Repeat the material below exactly, line for line.

---

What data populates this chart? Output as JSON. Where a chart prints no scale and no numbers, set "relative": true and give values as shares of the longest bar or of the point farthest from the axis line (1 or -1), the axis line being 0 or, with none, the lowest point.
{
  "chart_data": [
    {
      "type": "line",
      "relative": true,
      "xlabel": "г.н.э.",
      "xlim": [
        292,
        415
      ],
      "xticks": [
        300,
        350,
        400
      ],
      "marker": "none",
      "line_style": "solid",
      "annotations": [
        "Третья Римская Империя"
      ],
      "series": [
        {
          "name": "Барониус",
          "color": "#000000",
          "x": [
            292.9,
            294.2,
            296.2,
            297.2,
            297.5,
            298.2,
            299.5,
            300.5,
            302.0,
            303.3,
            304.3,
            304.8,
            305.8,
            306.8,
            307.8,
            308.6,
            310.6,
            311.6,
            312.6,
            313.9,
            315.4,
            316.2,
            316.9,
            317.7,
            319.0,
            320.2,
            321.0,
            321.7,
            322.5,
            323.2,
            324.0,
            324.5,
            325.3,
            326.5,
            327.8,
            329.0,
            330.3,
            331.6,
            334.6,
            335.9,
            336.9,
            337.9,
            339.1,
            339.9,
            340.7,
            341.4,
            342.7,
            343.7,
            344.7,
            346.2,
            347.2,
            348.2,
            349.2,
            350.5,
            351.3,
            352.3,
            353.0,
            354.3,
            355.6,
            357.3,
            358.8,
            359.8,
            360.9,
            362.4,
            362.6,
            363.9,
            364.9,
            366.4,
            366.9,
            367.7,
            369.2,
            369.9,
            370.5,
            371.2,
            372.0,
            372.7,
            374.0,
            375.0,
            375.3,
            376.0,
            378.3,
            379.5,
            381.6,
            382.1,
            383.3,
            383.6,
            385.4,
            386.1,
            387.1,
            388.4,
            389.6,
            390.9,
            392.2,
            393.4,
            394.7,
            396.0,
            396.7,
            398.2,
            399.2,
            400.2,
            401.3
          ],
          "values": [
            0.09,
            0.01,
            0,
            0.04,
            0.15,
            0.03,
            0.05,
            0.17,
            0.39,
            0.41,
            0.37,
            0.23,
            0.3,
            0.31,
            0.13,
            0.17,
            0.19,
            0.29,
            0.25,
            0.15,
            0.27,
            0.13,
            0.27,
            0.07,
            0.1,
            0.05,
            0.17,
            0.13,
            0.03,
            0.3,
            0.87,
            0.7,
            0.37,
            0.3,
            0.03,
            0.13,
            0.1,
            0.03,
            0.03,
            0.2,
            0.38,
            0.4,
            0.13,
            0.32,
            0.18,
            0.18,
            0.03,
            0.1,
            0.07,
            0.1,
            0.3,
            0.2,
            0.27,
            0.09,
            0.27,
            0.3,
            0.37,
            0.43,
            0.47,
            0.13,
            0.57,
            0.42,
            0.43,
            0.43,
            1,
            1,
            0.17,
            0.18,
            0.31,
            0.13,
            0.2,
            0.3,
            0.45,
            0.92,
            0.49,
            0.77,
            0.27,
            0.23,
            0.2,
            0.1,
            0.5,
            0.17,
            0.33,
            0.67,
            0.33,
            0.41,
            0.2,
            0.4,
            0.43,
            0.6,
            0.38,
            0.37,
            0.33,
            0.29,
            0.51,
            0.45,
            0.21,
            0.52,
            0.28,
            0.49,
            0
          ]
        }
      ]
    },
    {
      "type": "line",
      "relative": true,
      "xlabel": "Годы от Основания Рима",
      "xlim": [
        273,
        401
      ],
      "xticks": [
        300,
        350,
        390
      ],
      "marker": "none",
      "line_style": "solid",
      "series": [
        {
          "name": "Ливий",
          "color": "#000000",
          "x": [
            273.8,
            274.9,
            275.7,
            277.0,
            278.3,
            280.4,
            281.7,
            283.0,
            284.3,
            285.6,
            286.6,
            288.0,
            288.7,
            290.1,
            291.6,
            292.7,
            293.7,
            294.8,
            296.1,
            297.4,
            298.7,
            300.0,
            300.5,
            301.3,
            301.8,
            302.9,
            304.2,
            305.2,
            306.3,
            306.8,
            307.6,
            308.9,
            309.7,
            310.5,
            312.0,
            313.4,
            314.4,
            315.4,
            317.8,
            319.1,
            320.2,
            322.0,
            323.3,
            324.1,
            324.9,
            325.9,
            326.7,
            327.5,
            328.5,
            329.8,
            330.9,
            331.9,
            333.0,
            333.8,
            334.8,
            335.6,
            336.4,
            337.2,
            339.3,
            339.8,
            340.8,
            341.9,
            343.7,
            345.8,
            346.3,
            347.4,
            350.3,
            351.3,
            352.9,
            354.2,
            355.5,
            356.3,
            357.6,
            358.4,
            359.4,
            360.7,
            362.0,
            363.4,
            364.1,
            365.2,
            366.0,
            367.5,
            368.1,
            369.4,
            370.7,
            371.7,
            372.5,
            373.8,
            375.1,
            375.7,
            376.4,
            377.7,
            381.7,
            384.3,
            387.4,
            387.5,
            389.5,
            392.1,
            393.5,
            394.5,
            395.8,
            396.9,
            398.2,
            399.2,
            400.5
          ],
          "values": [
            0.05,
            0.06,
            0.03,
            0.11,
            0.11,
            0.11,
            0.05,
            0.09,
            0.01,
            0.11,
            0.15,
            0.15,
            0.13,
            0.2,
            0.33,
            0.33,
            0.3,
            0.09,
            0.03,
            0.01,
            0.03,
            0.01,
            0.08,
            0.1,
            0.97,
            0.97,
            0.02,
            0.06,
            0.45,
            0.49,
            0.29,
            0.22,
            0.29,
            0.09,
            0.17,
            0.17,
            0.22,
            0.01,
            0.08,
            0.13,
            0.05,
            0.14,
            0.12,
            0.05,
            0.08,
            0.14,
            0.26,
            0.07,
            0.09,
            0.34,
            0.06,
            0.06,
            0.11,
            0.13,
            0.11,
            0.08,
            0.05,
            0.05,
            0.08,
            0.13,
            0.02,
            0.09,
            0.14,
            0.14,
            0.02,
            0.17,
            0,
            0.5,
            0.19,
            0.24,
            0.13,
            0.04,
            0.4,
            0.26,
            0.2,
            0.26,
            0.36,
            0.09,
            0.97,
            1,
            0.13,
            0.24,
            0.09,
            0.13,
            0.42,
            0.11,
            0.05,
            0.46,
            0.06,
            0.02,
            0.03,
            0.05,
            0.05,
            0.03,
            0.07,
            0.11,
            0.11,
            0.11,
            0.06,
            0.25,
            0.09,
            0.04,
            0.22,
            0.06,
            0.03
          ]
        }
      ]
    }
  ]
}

---

THE RESPONSE:
What data populates this chart? Output as JSON. Where a chart prints no scale and no numbers, set "relative": true and give values as shares of the longest bar or of the point farthest from the axis line (1 or -1), the axis line being 0 or, with none, the lowest point.
{
  "chart_data": [
    {
      "type": "line",
      "relative": true,
      "xlabel": "г.н.э.",
      "xlim": [
        292,
        415
      ],
      "xticks": [
        300,
        350,
        400
      ],
      "marker": "none",
      "line_style": "solid",
      "annotations": [
        "Третья Римская Империя"
      ],
      "series": [
        {
          "name": "Барониус",
          "color": "#000000",
          "x": [
            292.9,
            294.2,
            296.2,
            297.2,
            297.5,
            298.2,
            299.5,
            300.5,
            302.0,
            303.3,
            304.3,
            304.8,
            305.8,
            306.8,
            307.8,
            308.6,
            310.6,
            311.6,
            312.6,
            313.9,
            315.4,
            316.2,
            316.9,
            317.7,
            319.0,
            320.2,
            321.0,
            321.7,
            322.5,
            323.2,
            324.0,
            324.5,
            325.3,
            326.5,
            327.8,
            329.0,
            330.3,
            331.6,
            334.6,
            335.9,
            336.9,
            337.9,
            339.1,
            339.9,
            340.7,
            341.4,
            342.7,
            343.7,
            344.7,
            346.2,
            347.2,
            348.2,
            349.2,
            350.5,
            351.3,
            352.3,
            353.0,
            354.3,
            355.6,
            357.3,
            358.8,
            359.8,
            360.9,
            362.4,
            362.6,
            363.9,
            364.9,
            366.4,
            366.9,
            367.7,
            369.2,
            369.9,
            370.5,
            371.2,
            372.0,
            372.7,
            374.0,
            375.0,
            375.3,
            376.0,
            378.3,
            379.5,
            381.6,
            382.1,
            383.3,
            383.6,
            385.4,
            386.1,
            387.1,
            388.4,
            389.6,
            390.9,
            392.2,
            393.4,
            394.7,
            396.0,
            396.7,
            398.2,
            399.2,
            400.2,
            401.3
          ],
          "values": [
            0.09,
            0.01,
            0,
            0.04,
            0.15,
            0.03,
            0.05,
            0.17,
            0.39,
            0.41,
            0.37,
            0.23,
            0.3,
            0.31,
            0.13,
            0.17,
            0.19,
            0.29,
            0.25,
            0.15,
            0.27,
            0.13,
            0.27,
            0.07,
            0.1,
            0.05,
            0.17,
            0.13,
            0.03,
            0.3,
            0.87,
            0.7,
            0.37,
            0.3,
            0.03,
            0.13,
            0.1,
            0.03,
            0.03,
            0.2,
            0.38,
            0.4,
            0.13,
            0.32,
            0.18,
            0.18,
            0.03,
            0.1,
            0.07,
            0.1,
            0.3,
            0.2,
            0.27,
            0.09,
            0.27,
            0.3,
            0.37,
            0.43,
            0.47,
            0.13,
            0.57,
            0.42,
            0.43,
            0.43,
            1,
            1,
            0.17,
            0.18,
            0.31,
            0.13,
            0.2,
            0.3,
            0.45,
            0.92,
            0.49,
            0.77,
            0.27,
            0.23,
            0.2,
            0.1,
            0.5,
            0.17,
            0.33,
            0.67,
            0.33,
            0.41,
            0.2,
            0.4,
            0.43,
            0.6,
            0.38,
            0.37,
            0.33,
            0.29,
            0.51,
            0.45,
            0.21,
            0.52,
            0.28,
            0.49,
            0
          ]
        }
      ]
    },
    {
      "type": "line",
      "relative": true,
      "xlabel": "Годы от Основания Рима",
      "xlim": [
        273,
        401
      ],
      "xticks": [
        300,
        350,
        390
      ],
      "marker": "none",
      "line_style": "solid",
      "series": [
        {
          "name": "Ливий",
          "color": "#000000",
          "x": [
            273.8,
            274.9,
            275.7,
            277.0,
            278.3,
            280.4,
            281.7,
            283.0,
            284.3,
            285.6,
            286.6,
            288.0,
            288.7,
            290.1,
            291.6,
            292.7,
            293.7,
            294.8,
            296.1,
            297.4,
            298.7,
            300.0,
            300.5,
            301.3,
            301.8,
            302.9,
            304.2,
            305.2,
            306.3,
            306.8,
            307.6,
            308.9,
            309.7,
            310.5,
            312.0,
            313.4,
            314.4,
            315.4,
            317.8,
            319.1,
            320.2,
            322.0,
            323.3,
            324.1,
            324.9,
            325.9,
            326.7,
            327.5,
            328.5,
            329.8,
            330.9,
            331.9,
            333.0,
            333.8,
            334.8,
            335.6,
            336.4,
            337.2,
            339.3,
            339.8,
            340.8,
            341.9,
            343.7,
            345.8,
            346.3,
            347.4,
            350.3,
            351.3,
            352.9,
            354.2,
            355.5,
            356.3,
            357.6,
            358.4,
            359.4,
            360.7,
            362.0,
            363.4,
            364.1,
            365.2,
            366.0,
            367.5,
            368.1,
            369.4,
            370.7,
            371.7,
            372.5,
            373.8,
            375.1,
            375.7,
            376.4,
            377.7,
            381.7,
            384.3,
            387.4,
            387.5,
            389.5,
            392.1,
            393.5,
            394.5,
            395.8,
            396.9,
            398.2,
            399.2,
            400.5
          ],
          "values": [
            0.05,
            0.06,
            0.03,
            0.11,
            0.11,
            0.11,
            0.05,
            0.09,
            0.01,
            0.11,
            0.15,
            0.15,
            0.13,
            0.2,
            0.33,
            0.33,
            0.3,
            0.09,
            0.03,
            0.01,
            0.03,
            0.01,
            0.08,
            0.1,
            0.97,
            0.97,
            0.02,
            0.06,
            0.45,
            0.49,
            0.29,
            0.22,
            0.29,
            0.09,
            0.17,
            0.17,
            0.22,
            0.01,
            0.08,
            0.13,
            0.05,
            0.14,
            0.12,
            0.05,
            0.08,
            0.14,
            0.26,
            0.07,
            0.09,
            0.34,
            0.06,
            0.06,
            0.11,
            0.13,
            0.11,
            0.08,
            0.05,
            0.05,
            0.08,
            0.13,
            0.02,
            0.09,
            0.14,
            0.14,
            0.02,
            0.17,
            0,
            0.5,
            0.19,
            0.24,
            0.13,
            0.04,
            0.4,
            0.26,
            0.2,
            0.26,
            0.36,
            0.09,
            0.97,
            1,
            0.13,
            0.24,
            0.09,
            0.13,
            0.42,
            0.11,
            0.05,
            0.46,
            0.06,
            0.02,
            0.03,
            0.05,
            0.05,
            0.03,
            0.07,
            0.11,
            0.11,
            0.11,
            0.06,
            0.25,
            0.09,
            0.04,
            0.22,
            0.06,
            0.03
          ]
        }
      ]
    }
  ]
}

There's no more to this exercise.